-------- EXERCISE DATA --------

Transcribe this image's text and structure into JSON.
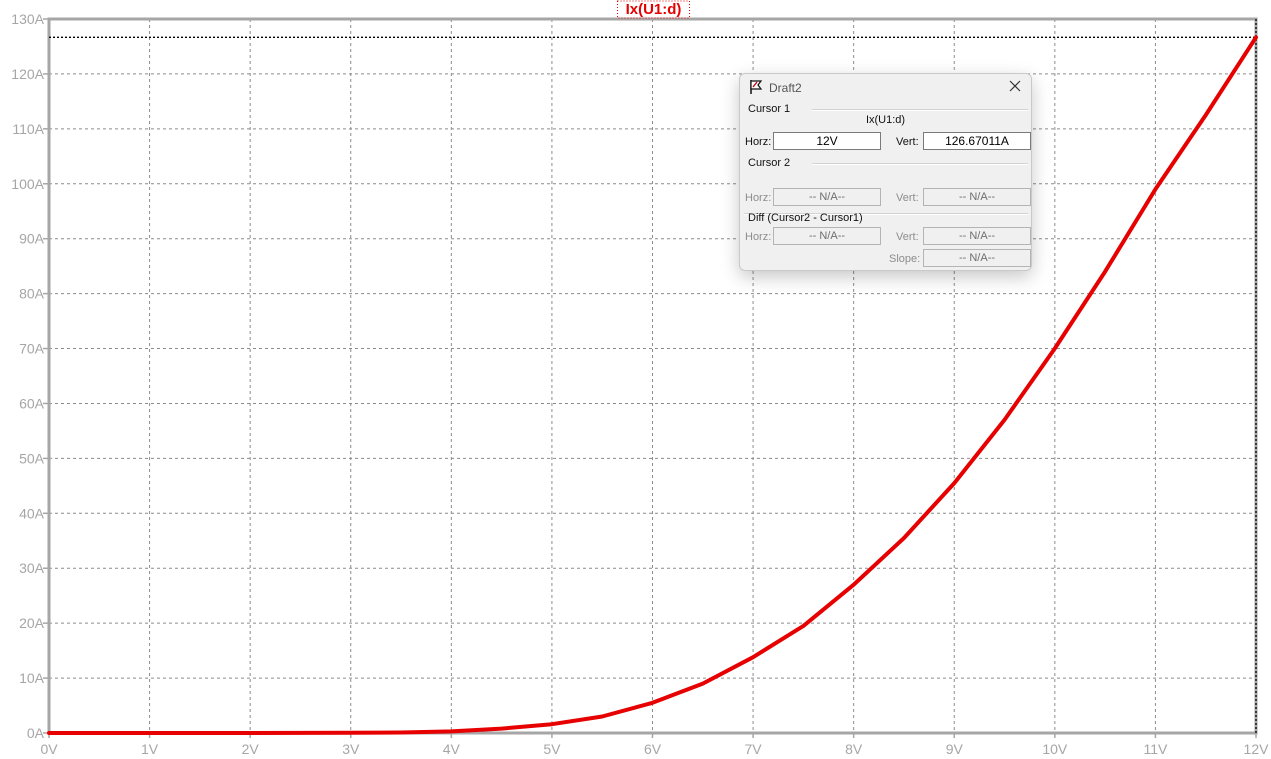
{
  "chart_data": {
    "type": "line",
    "title": "Ix(U1:d)",
    "xlabel": "",
    "ylabel": "",
    "xlim": [
      0,
      12
    ],
    "ylim": [
      0,
      130
    ],
    "x_ticks": [
      0,
      1,
      2,
      3,
      4,
      5,
      6,
      7,
      8,
      9,
      10,
      11,
      12
    ],
    "x_tick_labels": [
      "0V",
      "1V",
      "2V",
      "3V",
      "4V",
      "5V",
      "6V",
      "7V",
      "8V",
      "9V",
      "10V",
      "11V",
      "12V"
    ],
    "y_ticks": [
      0,
      10,
      20,
      30,
      40,
      50,
      60,
      70,
      80,
      90,
      100,
      110,
      120,
      130
    ],
    "y_tick_labels": [
      "0A",
      "10A",
      "20A",
      "30A",
      "40A",
      "50A",
      "60A",
      "70A",
      "80A",
      "90A",
      "100A",
      "110A",
      "120A",
      "130A"
    ],
    "grid": true,
    "series": [
      {
        "name": "Ix(U1:d)",
        "color": "#e60000",
        "x": [
          0,
          1,
          2,
          3,
          3.5,
          4,
          4.5,
          5,
          5.5,
          6,
          6.5,
          7,
          7.5,
          8,
          8.5,
          9,
          9.5,
          10,
          10.5,
          11,
          11.5,
          12
        ],
        "y": [
          0,
          0,
          0,
          0.05,
          0.1,
          0.3,
          0.8,
          1.6,
          3.0,
          5.5,
          9.0,
          13.8,
          19.5,
          27.0,
          35.5,
          45.5,
          57.0,
          70.0,
          84.0,
          99.0,
          112.5,
          126.67
        ]
      }
    ],
    "cursor": {
      "x": 12,
      "y": 126.67011,
      "color": "#000000"
    }
  },
  "dialog": {
    "title": "Draft2",
    "cursor1_label": "Cursor 1",
    "trace_name": "Ix(U1:d)",
    "horz_label": "Horz:",
    "vert_label": "Vert:",
    "cursor1_horz": "12V",
    "cursor1_vert": "126.67011A",
    "cursor2_label": "Cursor 2",
    "cursor2_horz": "-- N/A--",
    "cursor2_vert": "-- N/A--",
    "diff_label": "Diff (Cursor2 - Cursor1)",
    "diff_horz": "-- N/A--",
    "diff_vert": "-- N/A--",
    "slope_label": "Slope:",
    "diff_slope": "-- N/A--",
    "icon": "cursor-flag-icon",
    "close_icon": "close-icon"
  }
}
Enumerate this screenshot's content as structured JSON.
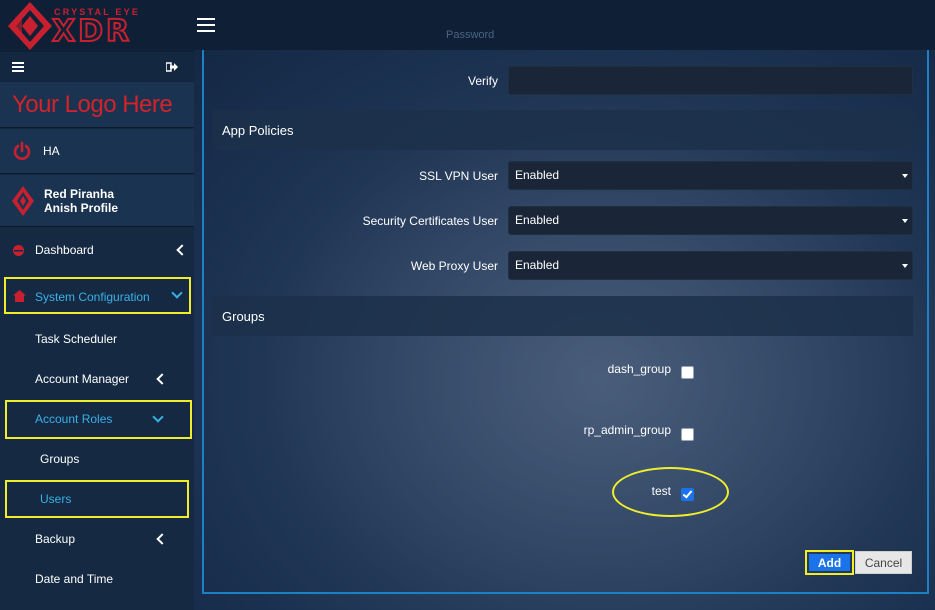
{
  "brand": {
    "top_text": "CRYSTAL EYE",
    "main_text": "XDR",
    "logo_placeholder": "Your Logo Here"
  },
  "sidebar": {
    "ha_label": "HA",
    "profile": {
      "line1": "Red Piranha",
      "line2": "Anish Profile"
    },
    "items": [
      {
        "label": "Dashboard",
        "icon": "dashboard-icon",
        "expander": "chevron-left"
      },
      {
        "label": "System Configuration",
        "icon": "home-icon",
        "expander": "chevron-down",
        "active": true
      },
      {
        "label": "Task Scheduler"
      },
      {
        "label": "Account Manager",
        "expander": "chevron-left"
      },
      {
        "label": "Account Roles",
        "expander": "chevron-down",
        "active": true
      },
      {
        "label": "Groups"
      },
      {
        "label": "Users",
        "active": true
      },
      {
        "label": "Backup",
        "expander": "chevron-left"
      },
      {
        "label": "Date and Time"
      }
    ]
  },
  "form": {
    "ghost_label": "Password",
    "verify_label": "Verify",
    "verify_value": "",
    "app_policies_title": "App Policies",
    "policies": [
      {
        "label": "SSL VPN User",
        "value": "Enabled"
      },
      {
        "label": "Security Certificates User",
        "value": "Enabled"
      },
      {
        "label": "Web Proxy User",
        "value": "Enabled"
      }
    ],
    "groups_title": "Groups",
    "groups": [
      {
        "label": "dash_group",
        "checked": false
      },
      {
        "label": "rp_admin_group",
        "checked": false
      },
      {
        "label": "test",
        "checked": true
      }
    ],
    "add_label": "Add",
    "cancel_label": "Cancel"
  },
  "colors": {
    "accent_red": "#c8202f",
    "active_blue": "#3ab0e8",
    "highlight_yellow": "#f0ee2b",
    "primary_button": "#1a73e8"
  }
}
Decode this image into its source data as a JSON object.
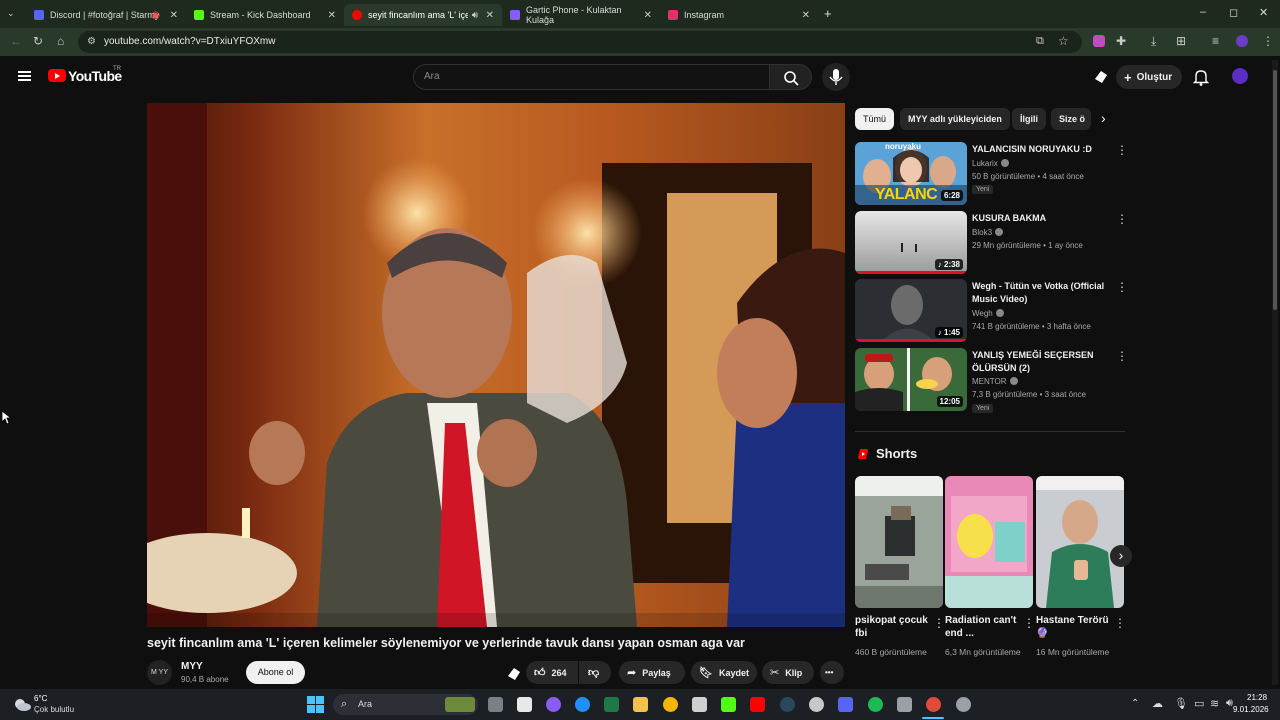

--------

Omitting all images, print the listing exactly.

● SOLUTION TO THE PROBLEM
Transcribe this image's text and structure into JSON.
{
  "chart_data": {
    "type": "line",
    "title": "Ix(U1:d)",
    "xlabel": "",
    "ylabel": "",
    "xlim": [
      0,
      12
    ],
    "ylim": [
      0,
      130
    ],
    "x_ticks": [
      0,
      1,
      2,
      3,
      4,
      5,
      6,
      7,
      8,
      9,
      10,
      11,
      12
    ],
    "x_tick_labels": [
      "0V",
      "1V",
      "2V",
      "3V",
      "4V",
      "5V",
      "6V",
      "7V",
      "8V",
      "9V",
      "10V",
      "11V",
      "12V"
    ],
    "y_ticks": [
      0,
      10,
      20,
      30,
      40,
      50,
      60,
      70,
      80,
      90,
      100,
      110,
      120,
      130
    ],
    "y_tick_labels": [
      "0A",
      "10A",
      "20A",
      "30A",
      "40A",
      "50A",
      "60A",
      "70A",
      "80A",
      "90A",
      "100A",
      "110A",
      "120A",
      "130A"
    ],
    "grid": true,
    "series": [
      {
        "name": "Ix(U1:d)",
        "color": "#e60000",
        "x": [
          0,
          1,
          2,
          3,
          3.5,
          4,
          4.5,
          5,
          5.5,
          6,
          6.5,
          7,
          7.5,
          8,
          8.5,
          9,
          9.5,
          10,
          10.5,
          11,
          11.5,
          12
        ],
        "y": [
          0,
          0,
          0,
          0.05,
          0.1,
          0.3,
          0.8,
          1.6,
          3.0,
          5.5,
          9.0,
          13.8,
          19.5,
          27.0,
          35.5,
          45.5,
          57.0,
          70.0,
          84.0,
          99.0,
          112.5,
          126.67
        ]
      }
    ],
    "cursor": {
      "x": 12,
      "y": 126.67011,
      "color": "#000000"
    }
  },
  "dialog": {
    "title": "Draft2",
    "cursor1_label": "Cursor 1",
    "trace_name": "Ix(U1:d)",
    "horz_label": "Horz:",
    "vert_label": "Vert:",
    "cursor1_horz": "12V",
    "cursor1_vert": "126.67011A",
    "cursor2_label": "Cursor 2",
    "cursor2_horz": "-- N/A--",
    "cursor2_vert": "-- N/A--",
    "diff_label": "Diff (Cursor2 - Cursor1)",
    "diff_horz": "-- N/A--",
    "diff_vert": "-- N/A--",
    "slope_label": "Slope:",
    "diff_slope": "-- N/A--",
    "icon": "cursor-flag-icon",
    "close_icon": "close-icon"
  }
}
Enumerate this screenshot's content as structured JSON.
{
  "brand": {
    "top_text": "CRYSTAL EYE",
    "main_text": "XDR",
    "logo_placeholder": "Your Logo Here"
  },
  "sidebar": {
    "ha_label": "HA",
    "profile": {
      "line1": "Red Piranha",
      "line2": "Anish Profile"
    },
    "items": [
      {
        "label": "Dashboard",
        "icon": "dashboard-icon",
        "expander": "chevron-left"
      },
      {
        "label": "System Configuration",
        "icon": "home-icon",
        "expander": "chevron-down",
        "active": true
      },
      {
        "label": "Task Scheduler"
      },
      {
        "label": "Account Manager",
        "expander": "chevron-left"
      },
      {
        "label": "Account Roles",
        "expander": "chevron-down",
        "active": true
      },
      {
        "label": "Groups"
      },
      {
        "label": "Users",
        "active": true
      },
      {
        "label": "Backup",
        "expander": "chevron-left"
      },
      {
        "label": "Date and Time"
      }
    ]
  },
  "form": {
    "ghost_label": "Password",
    "verify_label": "Verify",
    "verify_value": "",
    "app_policies_title": "App Policies",
    "policies": [
      {
        "label": "SSL VPN User",
        "value": "Enabled"
      },
      {
        "label": "Security Certificates User",
        "value": "Enabled"
      },
      {
        "label": "Web Proxy User",
        "value": "Enabled"
      }
    ],
    "groups_title": "Groups",
    "groups": [
      {
        "label": "dash_group",
        "checked": false
      },
      {
        "label": "rp_admin_group",
        "checked": false
      },
      {
        "label": "test",
        "checked": true
      }
    ],
    "add_label": "Add",
    "cancel_label": "Cancel"
  },
  "colors": {
    "accent_red": "#c8202f",
    "active_blue": "#3ab0e8",
    "highlight_yellow": "#f0ee2b",
    "primary_button": "#1a73e8"
  }
}
Decode this image into its source data as a JSON object.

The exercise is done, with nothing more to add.